**Task to complete:**
Make an exact copy of the entries below with the pictures removed.

## START

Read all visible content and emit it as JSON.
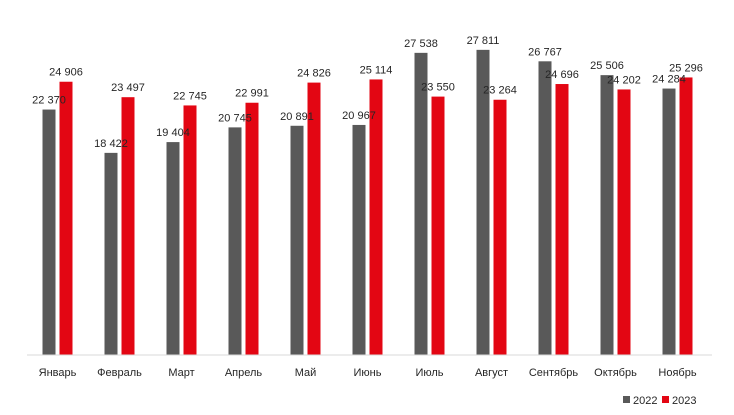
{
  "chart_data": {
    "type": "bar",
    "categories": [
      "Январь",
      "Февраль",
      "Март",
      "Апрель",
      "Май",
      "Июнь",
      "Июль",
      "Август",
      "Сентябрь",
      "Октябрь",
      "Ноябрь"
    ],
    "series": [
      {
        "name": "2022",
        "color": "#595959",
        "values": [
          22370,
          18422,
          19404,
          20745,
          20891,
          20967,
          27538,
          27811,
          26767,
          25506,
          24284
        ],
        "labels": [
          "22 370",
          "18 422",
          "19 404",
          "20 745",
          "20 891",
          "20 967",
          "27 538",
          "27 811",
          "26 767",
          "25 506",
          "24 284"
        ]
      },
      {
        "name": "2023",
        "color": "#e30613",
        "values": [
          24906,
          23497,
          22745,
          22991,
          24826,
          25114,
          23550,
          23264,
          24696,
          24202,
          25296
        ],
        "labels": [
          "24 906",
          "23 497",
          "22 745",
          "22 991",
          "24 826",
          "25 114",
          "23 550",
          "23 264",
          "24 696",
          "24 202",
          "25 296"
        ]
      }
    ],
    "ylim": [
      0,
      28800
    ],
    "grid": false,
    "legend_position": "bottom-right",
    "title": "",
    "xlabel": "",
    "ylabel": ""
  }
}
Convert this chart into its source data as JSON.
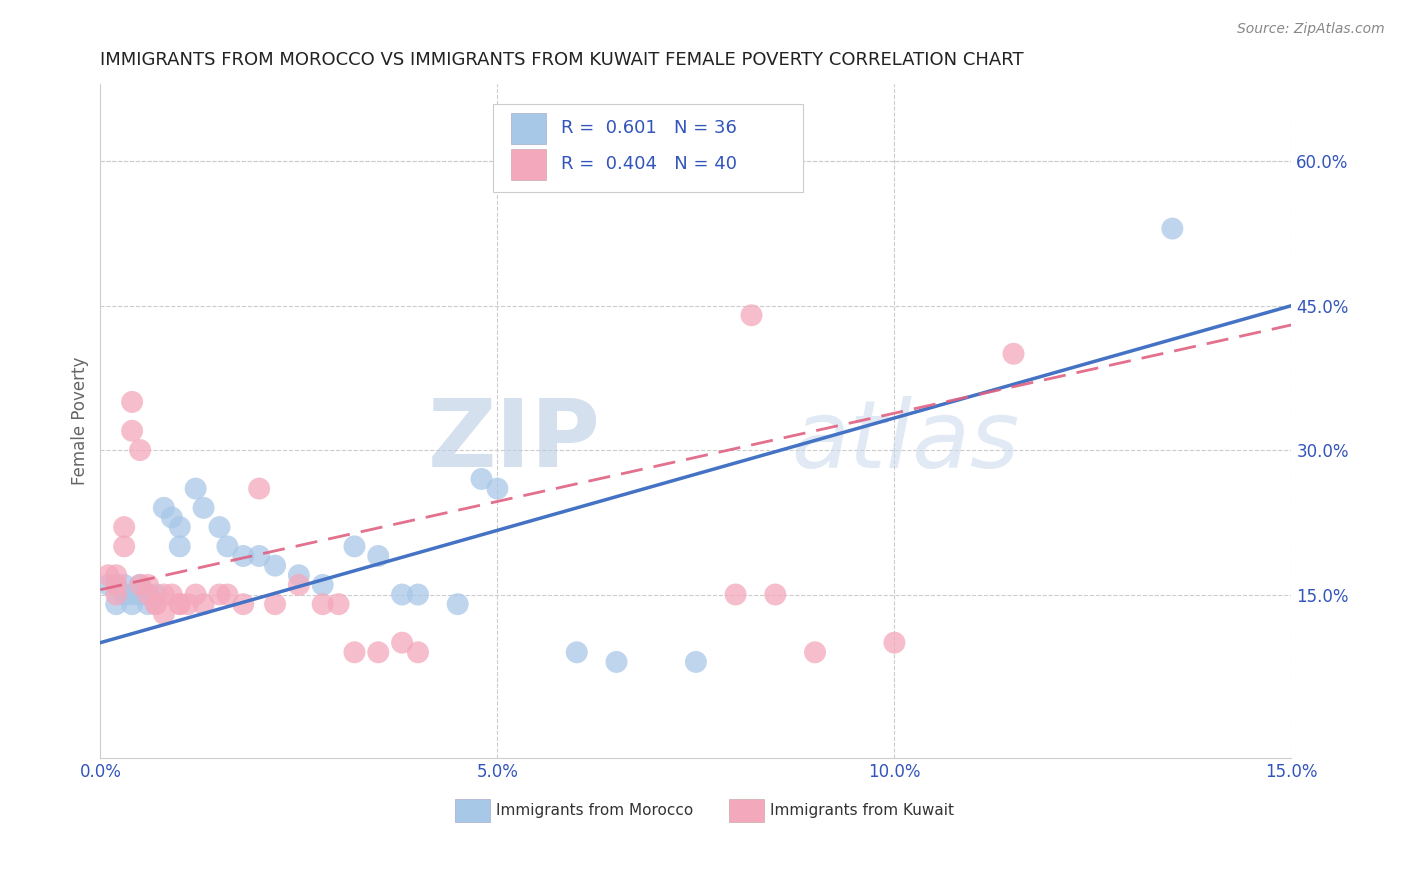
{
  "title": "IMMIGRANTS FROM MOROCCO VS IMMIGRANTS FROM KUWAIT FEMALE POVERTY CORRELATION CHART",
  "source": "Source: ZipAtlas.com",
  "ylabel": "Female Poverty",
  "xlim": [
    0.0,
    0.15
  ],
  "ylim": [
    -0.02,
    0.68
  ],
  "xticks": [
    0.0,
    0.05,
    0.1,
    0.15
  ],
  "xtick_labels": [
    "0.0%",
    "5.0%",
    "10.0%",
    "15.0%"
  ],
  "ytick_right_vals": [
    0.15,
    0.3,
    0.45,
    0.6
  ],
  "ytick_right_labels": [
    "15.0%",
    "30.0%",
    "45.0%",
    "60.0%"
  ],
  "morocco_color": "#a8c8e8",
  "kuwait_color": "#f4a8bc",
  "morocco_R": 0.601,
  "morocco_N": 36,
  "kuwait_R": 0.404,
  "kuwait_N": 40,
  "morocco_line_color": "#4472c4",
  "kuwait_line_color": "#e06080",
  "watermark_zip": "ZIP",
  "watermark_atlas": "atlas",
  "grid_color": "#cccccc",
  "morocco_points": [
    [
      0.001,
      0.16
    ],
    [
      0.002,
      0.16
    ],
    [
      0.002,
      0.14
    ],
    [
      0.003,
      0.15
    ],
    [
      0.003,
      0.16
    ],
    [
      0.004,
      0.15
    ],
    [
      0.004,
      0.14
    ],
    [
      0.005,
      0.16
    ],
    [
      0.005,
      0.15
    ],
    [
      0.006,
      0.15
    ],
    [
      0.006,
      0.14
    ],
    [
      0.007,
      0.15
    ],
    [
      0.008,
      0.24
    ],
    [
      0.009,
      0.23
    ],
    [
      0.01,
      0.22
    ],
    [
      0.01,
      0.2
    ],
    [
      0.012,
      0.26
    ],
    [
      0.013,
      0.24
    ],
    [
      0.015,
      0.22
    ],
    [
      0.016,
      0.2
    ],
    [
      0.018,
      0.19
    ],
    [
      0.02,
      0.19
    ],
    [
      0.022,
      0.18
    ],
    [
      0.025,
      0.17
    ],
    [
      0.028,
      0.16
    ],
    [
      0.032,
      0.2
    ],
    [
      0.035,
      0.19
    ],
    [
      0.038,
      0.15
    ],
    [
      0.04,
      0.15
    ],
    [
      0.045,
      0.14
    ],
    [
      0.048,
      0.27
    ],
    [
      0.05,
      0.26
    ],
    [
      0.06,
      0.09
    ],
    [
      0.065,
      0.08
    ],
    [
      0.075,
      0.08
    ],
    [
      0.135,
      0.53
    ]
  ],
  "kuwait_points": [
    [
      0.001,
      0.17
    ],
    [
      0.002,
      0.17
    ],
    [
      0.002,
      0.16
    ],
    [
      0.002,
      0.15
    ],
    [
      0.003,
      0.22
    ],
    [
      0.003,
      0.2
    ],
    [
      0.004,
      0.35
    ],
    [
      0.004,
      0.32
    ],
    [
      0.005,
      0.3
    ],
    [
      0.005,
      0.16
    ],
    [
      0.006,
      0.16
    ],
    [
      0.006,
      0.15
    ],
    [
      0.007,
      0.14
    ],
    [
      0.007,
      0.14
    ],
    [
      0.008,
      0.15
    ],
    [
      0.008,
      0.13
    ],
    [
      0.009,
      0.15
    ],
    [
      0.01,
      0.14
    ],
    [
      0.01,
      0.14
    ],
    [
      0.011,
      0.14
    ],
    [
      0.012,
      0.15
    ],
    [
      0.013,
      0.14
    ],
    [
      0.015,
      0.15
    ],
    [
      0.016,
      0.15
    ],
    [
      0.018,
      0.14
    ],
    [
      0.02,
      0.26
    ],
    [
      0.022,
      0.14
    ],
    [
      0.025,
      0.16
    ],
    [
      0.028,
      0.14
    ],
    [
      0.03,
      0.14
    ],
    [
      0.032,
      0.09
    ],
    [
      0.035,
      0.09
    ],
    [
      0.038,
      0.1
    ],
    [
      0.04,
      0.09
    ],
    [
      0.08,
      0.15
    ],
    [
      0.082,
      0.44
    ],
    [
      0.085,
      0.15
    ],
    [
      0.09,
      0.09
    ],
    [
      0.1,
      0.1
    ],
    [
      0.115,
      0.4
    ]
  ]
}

## END

**Full output:**
Read all visible content and emit it as JSON.
{
  "chart_data": {
    "type": "bar",
    "categories": [
      "Январь",
      "Февраль",
      "Март",
      "Апрель",
      "Май",
      "Июнь",
      "Июль",
      "Август",
      "Сентябрь",
      "Октябрь",
      "Ноябрь"
    ],
    "series": [
      {
        "name": "2022",
        "color": "#595959",
        "values": [
          22370,
          18422,
          19404,
          20745,
          20891,
          20967,
          27538,
          27811,
          26767,
          25506,
          24284
        ],
        "labels": [
          "22 370",
          "18 422",
          "19 404",
          "20 745",
          "20 891",
          "20 967",
          "27 538",
          "27 811",
          "26 767",
          "25 506",
          "24 284"
        ]
      },
      {
        "name": "2023",
        "color": "#e30613",
        "values": [
          24906,
          23497,
          22745,
          22991,
          24826,
          25114,
          23550,
          23264,
          24696,
          24202,
          25296
        ],
        "labels": [
          "24 906",
          "23 497",
          "22 745",
          "22 991",
          "24 826",
          "25 114",
          "23 550",
          "23 264",
          "24 696",
          "24 202",
          "25 296"
        ]
      }
    ],
    "ylim": [
      0,
      28800
    ],
    "grid": false,
    "legend_position": "bottom-right",
    "title": "",
    "xlabel": "",
    "ylabel": ""
  }
}
Convert this chart into its source data as JSON.
{
  "title": "IMMIGRANTS FROM MOROCCO VS IMMIGRANTS FROM KUWAIT FEMALE POVERTY CORRELATION CHART",
  "source": "Source: ZipAtlas.com",
  "ylabel": "Female Poverty",
  "xlim": [
    0.0,
    0.15
  ],
  "ylim": [
    -0.02,
    0.68
  ],
  "xticks": [
    0.0,
    0.05,
    0.1,
    0.15
  ],
  "xtick_labels": [
    "0.0%",
    "5.0%",
    "10.0%",
    "15.0%"
  ],
  "ytick_right_vals": [
    0.15,
    0.3,
    0.45,
    0.6
  ],
  "ytick_right_labels": [
    "15.0%",
    "30.0%",
    "45.0%",
    "60.0%"
  ],
  "morocco_color": "#a8c8e8",
  "kuwait_color": "#f4a8bc",
  "morocco_R": 0.601,
  "morocco_N": 36,
  "kuwait_R": 0.404,
  "kuwait_N": 40,
  "morocco_line_color": "#4472c4",
  "kuwait_line_color": "#e06080",
  "watermark_zip": "ZIP",
  "watermark_atlas": "atlas",
  "grid_color": "#cccccc",
  "morocco_points": [
    [
      0.001,
      0.16
    ],
    [
      0.002,
      0.16
    ],
    [
      0.002,
      0.14
    ],
    [
      0.003,
      0.15
    ],
    [
      0.003,
      0.16
    ],
    [
      0.004,
      0.15
    ],
    [
      0.004,
      0.14
    ],
    [
      0.005,
      0.16
    ],
    [
      0.005,
      0.15
    ],
    [
      0.006,
      0.15
    ],
    [
      0.006,
      0.14
    ],
    [
      0.007,
      0.15
    ],
    [
      0.008,
      0.24
    ],
    [
      0.009,
      0.23
    ],
    [
      0.01,
      0.22
    ],
    [
      0.01,
      0.2
    ],
    [
      0.012,
      0.26
    ],
    [
      0.013,
      0.24
    ],
    [
      0.015,
      0.22
    ],
    [
      0.016,
      0.2
    ],
    [
      0.018,
      0.19
    ],
    [
      0.02,
      0.19
    ],
    [
      0.022,
      0.18
    ],
    [
      0.025,
      0.17
    ],
    [
      0.028,
      0.16
    ],
    [
      0.032,
      0.2
    ],
    [
      0.035,
      0.19
    ],
    [
      0.038,
      0.15
    ],
    [
      0.04,
      0.15
    ],
    [
      0.045,
      0.14
    ],
    [
      0.048,
      0.27
    ],
    [
      0.05,
      0.26
    ],
    [
      0.06,
      0.09
    ],
    [
      0.065,
      0.08
    ],
    [
      0.075,
      0.08
    ],
    [
      0.135,
      0.53
    ]
  ],
  "kuwait_points": [
    [
      0.001,
      0.17
    ],
    [
      0.002,
      0.17
    ],
    [
      0.002,
      0.16
    ],
    [
      0.002,
      0.15
    ],
    [
      0.003,
      0.22
    ],
    [
      0.003,
      0.2
    ],
    [
      0.004,
      0.35
    ],
    [
      0.004,
      0.32
    ],
    [
      0.005,
      0.3
    ],
    [
      0.005,
      0.16
    ],
    [
      0.006,
      0.16
    ],
    [
      0.006,
      0.15
    ],
    [
      0.007,
      0.14
    ],
    [
      0.007,
      0.14
    ],
    [
      0.008,
      0.15
    ],
    [
      0.008,
      0.13
    ],
    [
      0.009,
      0.15
    ],
    [
      0.01,
      0.14
    ],
    [
      0.01,
      0.14
    ],
    [
      0.011,
      0.14
    ],
    [
      0.012,
      0.15
    ],
    [
      0.013,
      0.14
    ],
    [
      0.015,
      0.15
    ],
    [
      0.016,
      0.15
    ],
    [
      0.018,
      0.14
    ],
    [
      0.02,
      0.26
    ],
    [
      0.022,
      0.14
    ],
    [
      0.025,
      0.16
    ],
    [
      0.028,
      0.14
    ],
    [
      0.03,
      0.14
    ],
    [
      0.032,
      0.09
    ],
    [
      0.035,
      0.09
    ],
    [
      0.038,
      0.1
    ],
    [
      0.04,
      0.09
    ],
    [
      0.08,
      0.15
    ],
    [
      0.082,
      0.44
    ],
    [
      0.085,
      0.15
    ],
    [
      0.09,
      0.09
    ],
    [
      0.1,
      0.1
    ],
    [
      0.115,
      0.4
    ]
  ]
}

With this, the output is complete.